EXERCISE DIRECTIONS
Each record is to be transcribed exactly.

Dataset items
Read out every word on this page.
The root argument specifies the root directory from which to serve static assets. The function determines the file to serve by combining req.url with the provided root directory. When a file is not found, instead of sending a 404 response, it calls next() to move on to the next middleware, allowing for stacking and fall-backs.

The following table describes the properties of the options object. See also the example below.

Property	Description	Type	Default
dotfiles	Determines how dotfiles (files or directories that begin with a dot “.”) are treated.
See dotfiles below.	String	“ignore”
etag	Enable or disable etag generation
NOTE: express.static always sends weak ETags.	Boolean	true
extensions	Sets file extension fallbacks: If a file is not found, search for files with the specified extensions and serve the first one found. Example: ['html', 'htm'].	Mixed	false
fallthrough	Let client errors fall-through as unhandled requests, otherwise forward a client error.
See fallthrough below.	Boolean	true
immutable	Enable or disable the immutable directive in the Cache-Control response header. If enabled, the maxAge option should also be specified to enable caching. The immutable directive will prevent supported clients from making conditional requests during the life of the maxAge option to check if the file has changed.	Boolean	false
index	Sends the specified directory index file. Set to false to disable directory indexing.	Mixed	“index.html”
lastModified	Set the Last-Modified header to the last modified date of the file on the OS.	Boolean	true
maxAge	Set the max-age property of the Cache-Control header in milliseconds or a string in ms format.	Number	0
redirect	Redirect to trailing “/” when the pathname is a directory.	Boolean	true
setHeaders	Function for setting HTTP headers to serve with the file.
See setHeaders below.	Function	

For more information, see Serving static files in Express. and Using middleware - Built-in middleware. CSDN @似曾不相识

REPLY
Read out every word on this page.
The root argument specifies the root directory from which to serve static assets. The function determines the file to serve by combining req.url with the provided root directory. When a file is not found, instead of sending a 404 response, it calls next() to move on to the next middleware, allowing for stacking and fall-backs.

The following table describes the properties of the options object. See also the example below.

Property	Description	Type	Default
dotfiles	Determines how dotfiles (files or directories that begin with a dot “.”) are treated.
See dotfiles below.	String	“ignore”
etag	Enable or disable etag generation
NOTE: express.static always sends weak ETags.	Boolean	true
extensions	Sets file extension fallbacks: If a file is not found, search for files with the specified extensions and serve the first one found. Example: ['html', 'htm'].	Mixed	false
fallthrough	Let client errors fall-through as unhandled requests, otherwise forward a client error.
See fallthrough below.	Boolean	true
immutable	Enable or disable the immutable directive in the Cache-Control response header. If enabled, the maxAge option should also be specified to enable caching. The immutable directive will prevent supported clients from making conditional requests during the life of the maxAge option to check if the file has changed.	Boolean	false
index	Sends the specified directory index file. Set to false to disable directory indexing.	Mixed	“index.html”
lastModified	Set the Last-Modified header to the last modified date of the file on the OS.	Boolean	true
maxAge	Set the max-age property of the Cache-Control header in milliseconds or a string in ms format.	Number	0
redirect	Redirect to trailing “/” when the pathname is a directory.	Boolean	true
setHeaders	Function for setting HTTP headers to serve with the file.
See setHeaders below.	Function	

For more information, see Serving static files in Express. and Using middleware - Built-in middleware. CSDN @似曾不相识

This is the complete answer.